═══ RECORDS ═══
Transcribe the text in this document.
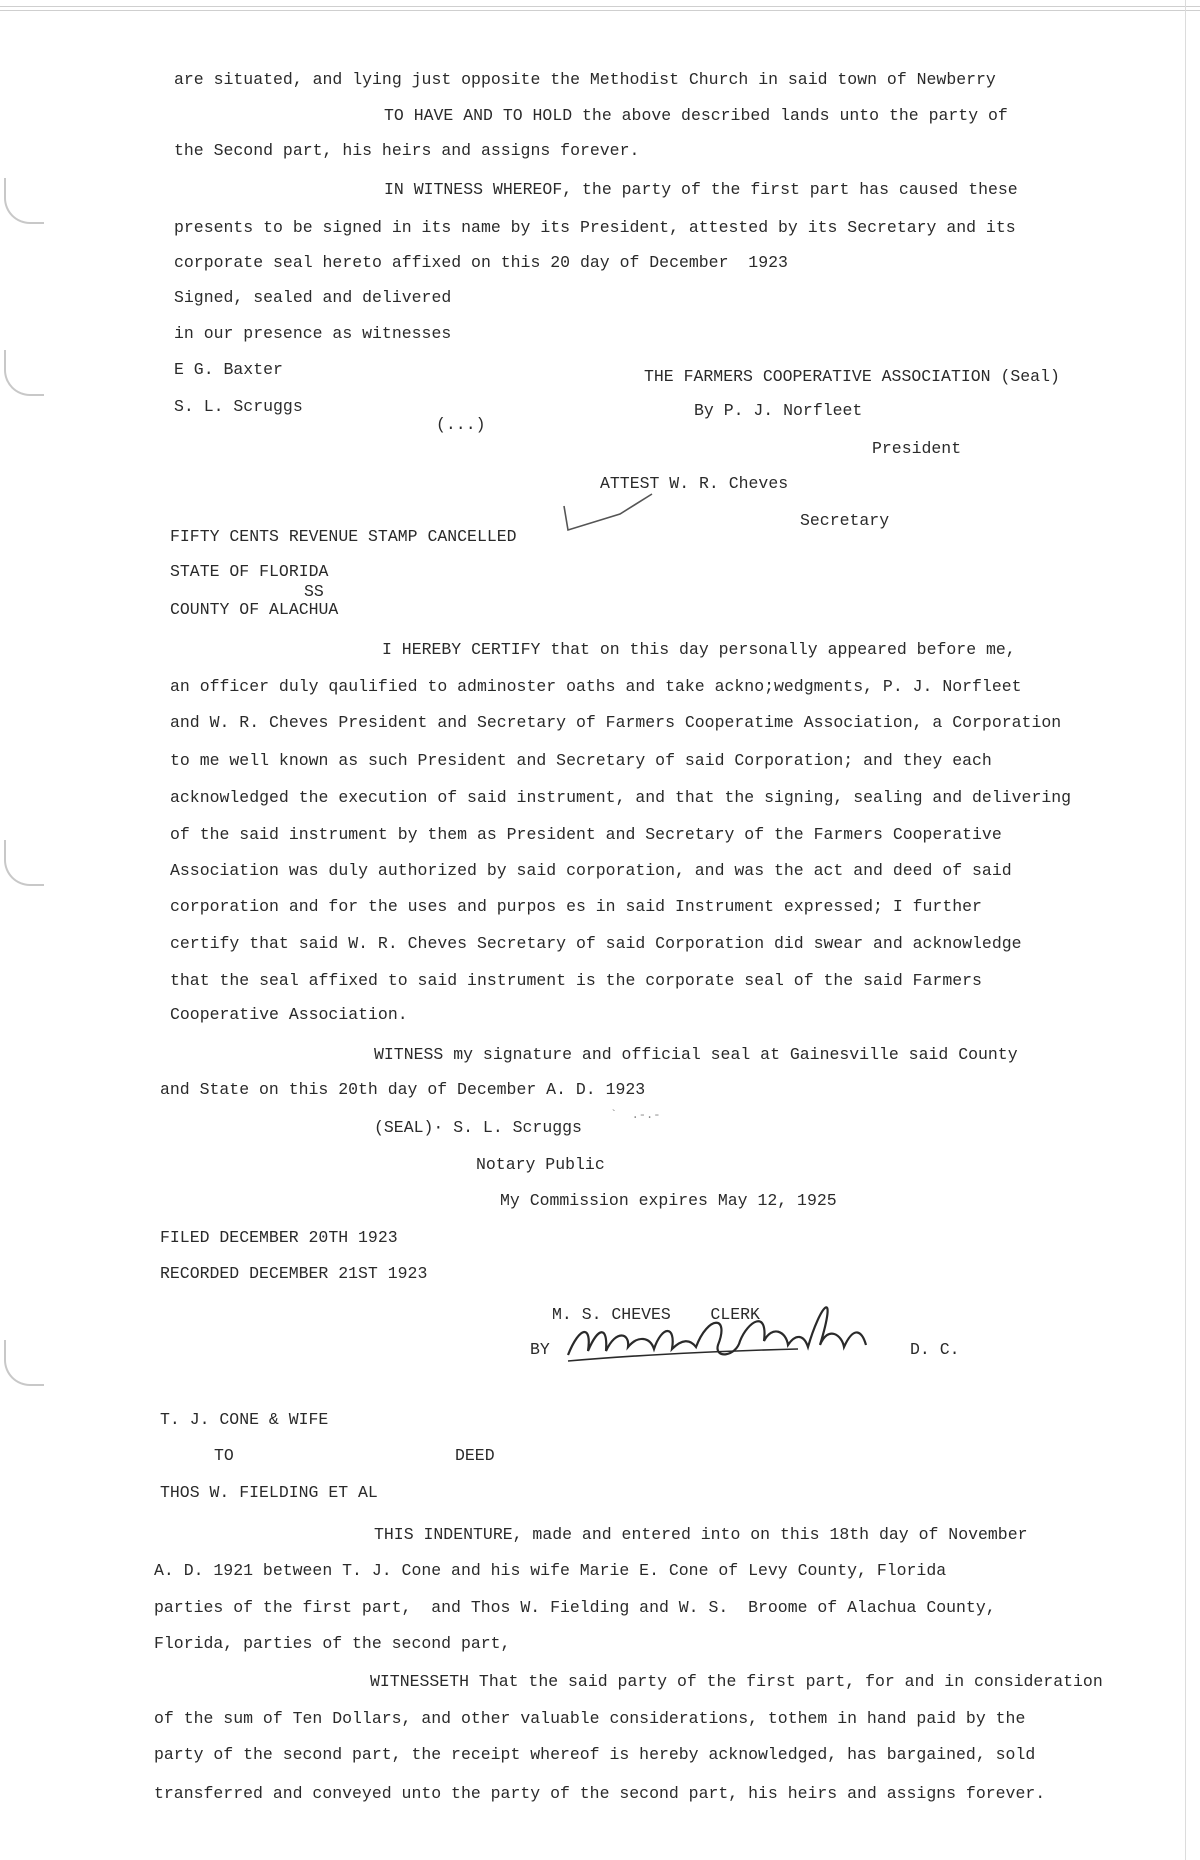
are situated, and lying just opposite the Methodist Church in said town of Newberry
TO HAVE AND TO HOLD the above described lands unto the party of
the Second part, his heirs and assigns forever.
IN WITNESS WHEREOF, the party of the first part has caused these
presents to be signed in its name by its President, attested by its Secretary and its
corporate seal hereto affixed on this 20 day of December  1923
Signed, sealed and delivered
in our presence as witnesses
E G. Baxter	THE FARMERS COOPERATIVE ASSOCIATION (Seal)
S. L. Scruggs	By P. J. Norfleet
(...)
President
ATTEST W. R. Cheves
Secretary
FIFTY CENTS REVENUE STAMP CANCELLED
STATE OF FLORIDA
SS
COUNTY OF ALACHUA
I HEREBY CERTIFY that on this day personally appeared before me,
an officer duly qaulified to adminoster oaths and take ackno;wedgments, P. J. Norfleet
and W. R. Cheves President and Secretary of Farmers Cooperatime Association, a Corporation
to me well known as such President and Secretary of said Corporation; and they each
acknowledged the execution of said instrument, and that the signing, sealing and delivering
of the said instrument by them as President and Secretary of the Farmers Cooperative
Association was duly authorized by said corporation, and was the act and deed of said
corporation and for the uses and purpos es in said Instrument expressed; I further
certify that said W. R. Cheves Secretary of said Corporation did swear and acknowledge
that the seal affixed to said instrument is the corporate seal of the said Farmers
Cooperative Association.
WITNESS my signature and official seal at Gainesville said County
and State on this 20th day of December A. D. 1923
`  .-.-
(SEAL)· S. L. Scruggs
Notary Public
My Commission expires May 12, 1925
FILED DECEMBER 20TH 1923
RECORDED DECEMBER 21ST 1923
M. S. CHEVES    CLERK
BY	D. C.
T. J. CONE & WIFE
TO	DEED
THOS W. FIELDING ET AL
THIS INDENTURE, made and entered into on this 18th day of November
A. D. 1921 between T. J. Cone and his wife Marie E. Cone of Levy County, Florida
parties of the first part,  and Thos W. Fielding and W. S.  Broome of Alachua County,
Florida, parties of the second part,
WITNESSETH That the said party of the first part, for and in consideration
of the sum of Ten Dollars, and other valuable considerations, tothem in hand paid by the
party of the second part, the receipt whereof is hereby acknowledged, has bargained, sold
transferred and conveyed unto the party of the second part, his heirs and assigns forever.
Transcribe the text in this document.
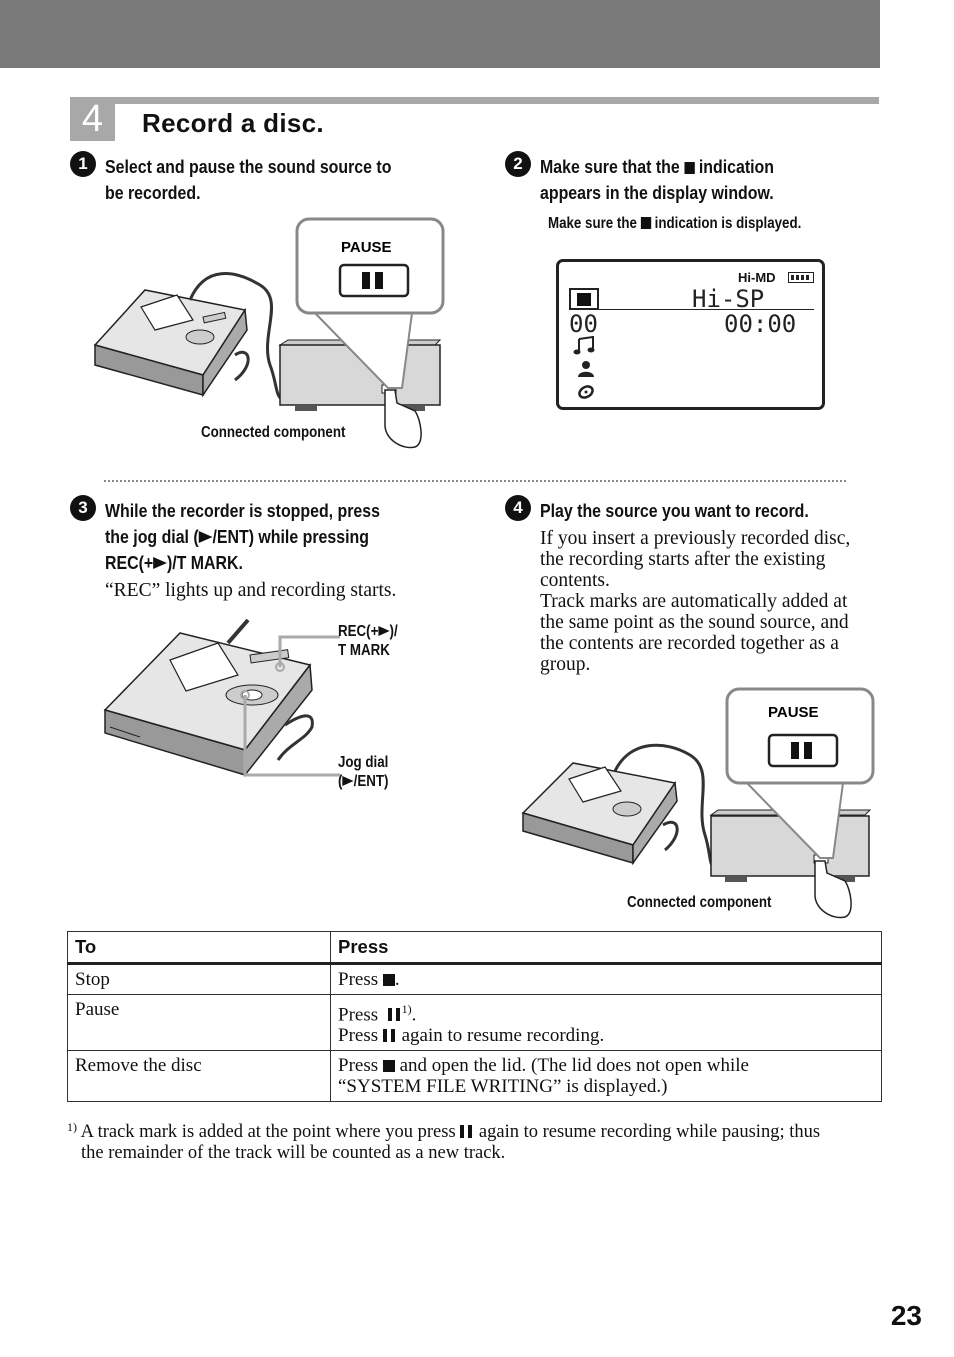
4	Record a disc.
1 Select and pause the sound source to
be recorded.
PAUSE
Connected component
2 Make sure that the indication
appears in the display window.
Make sure the indication is displayed.
Hi-MD
Hi-SP
00	00:00
3 While the recorder is stopped, press
the jog dial ( /ENT) while pressing
REC(+ )/T MARK.
“REC” lights up and recording starts.
REC(+ )/
T MARK
Jog dial
( /ENT)
4 Play the source you want to record.
If you insert a previously recorded disc,
the recording starts after the existing
contents.
Track marks are automatically added at
the same point as the sound source, and
the contents are recorded together as a
group.
PAUSE
Connected component
To	Press
Stop	Press .
Pause	Press $^{1)}$.
Press again to resume recording.

Remove the disc	Press and open the lid. (The lid does not open while
“SYSTEM FILE WRITING” is displayed.)
$^{1)}$ A track mark is added at the point where you press again to resume recording while pausing; thus
the remainder of the track will be counted as a new track.
23
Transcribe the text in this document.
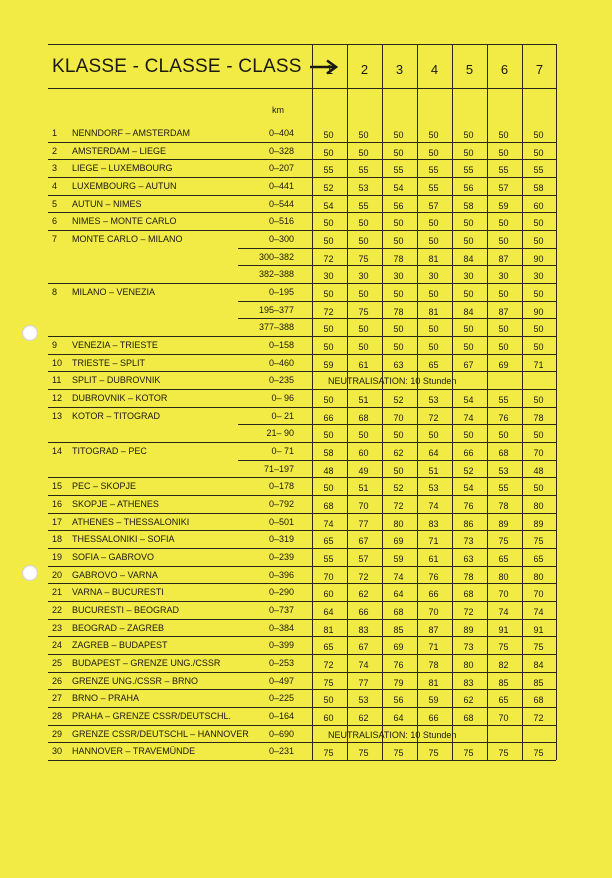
KLASSE - CLASSE - CLASS
km
1	2	3	4	5	6	7
1	NENNDORF – AMSTERDAM	0–404	50	50	50	50	50	50	50
2	AMSTERDAM – LIEGE	0–328	50	50	50	50	50	50	50
3	LIEGE – LUXEMBOURG	0–207	55	55	55	55	55	55	55
4	LUXEMBOURG – AUTUN	0–441	52	53	54	55	56	57	58
5	AUTUN – NIMES	0–544	54	55	56	57	58	59	60
6	NIMES – MONTE CARLO	0–516	50	50	50	50	50	50	50
7	MONTE CARLO – MILANO	0–300	50	50	50	50	50	50	50
300–382	72	75	78	81	84	87	90
382–388	30	30	30	30	30	30	30
8	MILANO – VENEZIA	0–195	50	50	50	50	50	50	50
195–377	72	75	78	81	84	87	90
377–388	50	50	50	50	50	50	50
9	VENEZIA – TRIESTE	0–158	50	50	50	50	50	50	50
10	TRIESTE – SPLIT	0–460	59	61	63	65	67	69	71
11	SPLIT – DUBROVNIK	0–235	NEUTRALISATION: 10 Stunden
12	DUBROVNIK – KOTOR	0– 96	50	51	52	53	54	55	50
13	KOTOR – TITOGRAD	0– 21	66	68	70	72	74	76	78
21– 90	50	50	50	50	50	50	50
14	TITOGRAD – PEC	0– 71	58	60	62	64	66	68	70
71–197	48	49	50	51	52	53	48
15	PEC – SKOPJE	0–178	50	51	52	53	54	55	50
16	SKOPJE – ATHENES	0–792	68	70	72	74	76	78	80
17	ATHENES – THESSALONIKI	0–501	74	77	80	83	86	89	89
18	THESSALONIKI – SOFIA	0–319	65	67	69	71	73	75	75
19	SOFIA – GABROVO	0–239	55	57	59	61	63	65	65
20	GABROVO – VARNA	0–396	70	72	74	76	78	80	80
21	VARNA – BUCURESTI	0–290	60	62	64	66	68	70	70
22	BUCURESTI – BEOGRAD	0–737	64	66	68	70	72	74	74
23	BEOGRAD – ZAGREB	0–384	81	83	85	87	89	91	91
24	ZAGREB – BUDAPEST	0–399	65	67	69	71	73	75	75
25	BUDAPEST – GRENZE UNG./CSSR	0–253	72	74	76	78	80	82	84
26	GRENZE UNG./CSSR – BRNO	0–497	75	77	79	81	83	85	85
27	BRNO – PRAHA	0–225	50	53	56	59	62	65	68
28	PRAHA – GRENZE CSSR/DEUTSCHL.	0–164	60	62	64	66	68	70	72
29	GRENZE CSSR/DEUTSCHL – HANNOVER	0–690	NEUTRALISATION: 10 Stunden
30	HANNOVER – TRAVEMÜNDE	0–231	75	75	75	75	75	75	75
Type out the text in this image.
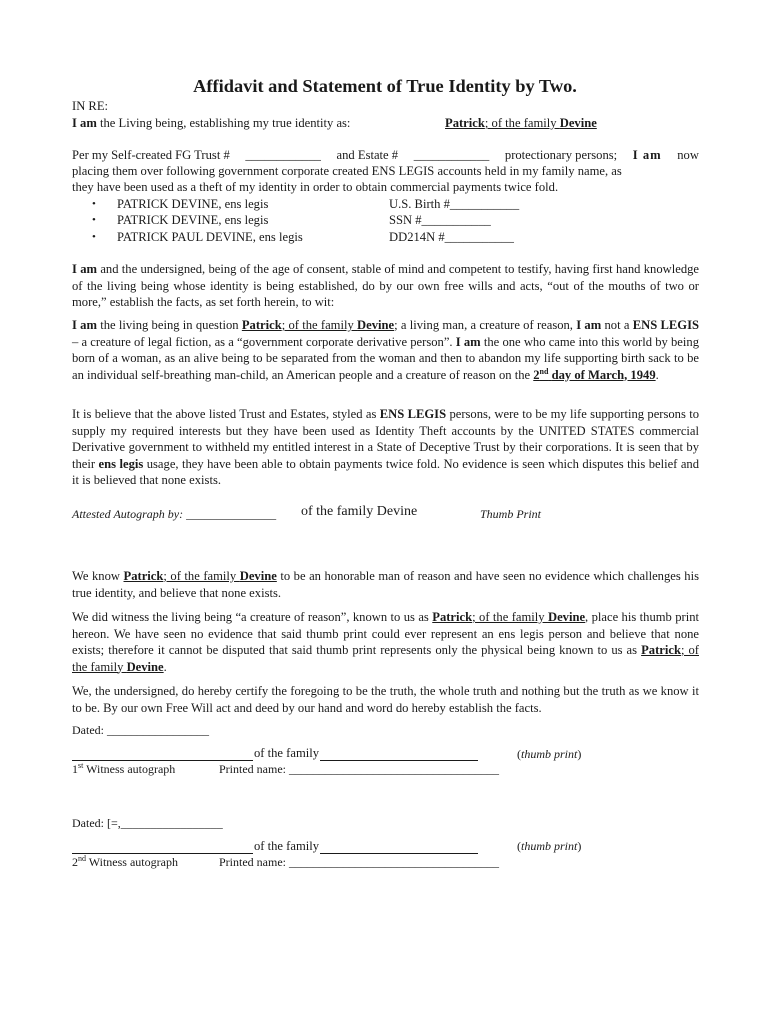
Affidavit and Statement of True Identity by Two.
IN RE:
I am the Living being, establishing my true identity as:	Patrick; of the family Devine
Per my Self-created FG Trust # ____________ and Estate # ____________ protectionary persons; I am now
placing them over following government corporate created ENS LEGIS accounts held in my family name, as
they have been used as a theft of my identity in order to obtain commercial payments twice fold.
• PATRICK DEVINE, ens legis	U.S. Birth #___________
• PATRICK DEVINE, ens legis	SSN #___________
• PATRICK PAUL DEVINE, ens legis	DD214N #___________
I am and the undersigned, being of the age of consent, stable of mind and competent to testify, having first hand knowledge of the living being whose identity is being established, do by our own free wills and acts, “out of the mouths of two or more,” establish the facts, as set forth herein, to wit:
I am the living being in question Patrick; of the family Devine; a living man, a creature of reason, I am not a ENS LEGIS – a creature of legal fiction, as a “government corporate derivative person”. I am the one who came into this world by being born of a woman, as an alive being to be separated from the woman and then to abandon my life supporting birth sack to be an individual self-breathing man-child, an American people and a creature of reason on the 2nd day of March, 1949.
It is believe that the above listed Trust and Estates, styled as ENS LEGIS persons, were to be my life supporting persons to supply my required interests but they have been used as Identity Theft accounts by the UNITED STATES commercial Derivative government to withheld my entitled interest in a State of Deceptive Trust by their corporations. It is seen that by their ens legis usage, they have been able to obtain payments twice fold. No evidence is seen which disputes this belief and it is believed that none exists.
Attested Autograph by: _______________ of the family Devine	Thumb Print
We know Patrick; of the family Devine to be an honorable man of reason and have seen no evidence which challenges his true identity, and believe that none exists.
We did witness the living being “a creature of reason”, known to us as Patrick; of the family Devine, place his thumb print hereon. We have seen no evidence that said thumb print could ever represent an ens legis person and believe that none exists; therefore it cannot be disputed that said thumb print represents only the physical being known to us as Patrick; of the family Devine.
We, the undersigned, do hereby certify the foregoing to be the truth, the whole truth and nothing but the truth as we know it to be. By our own Free Will act and deed by our hand and word do hereby establish the facts.
Dated: _________________
of the family	(thumb print)
1st Witness autograph	Printed name: ___________________________________
Dated: [=,_________________
of the family	(thumb print)
2nd Witness autograph	Printed name: ___________________________________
═══
**WORK INSTRUCTIONS**: From the records given above, copy all lines containing "MILANO".

**FULL OUTPUT**:
7	MONTE CARLO – MILANO	0–300	50	50	50	50	50	50	50
8	MILANO – VENEZIA	0–195	50	50	50	50	50	50	50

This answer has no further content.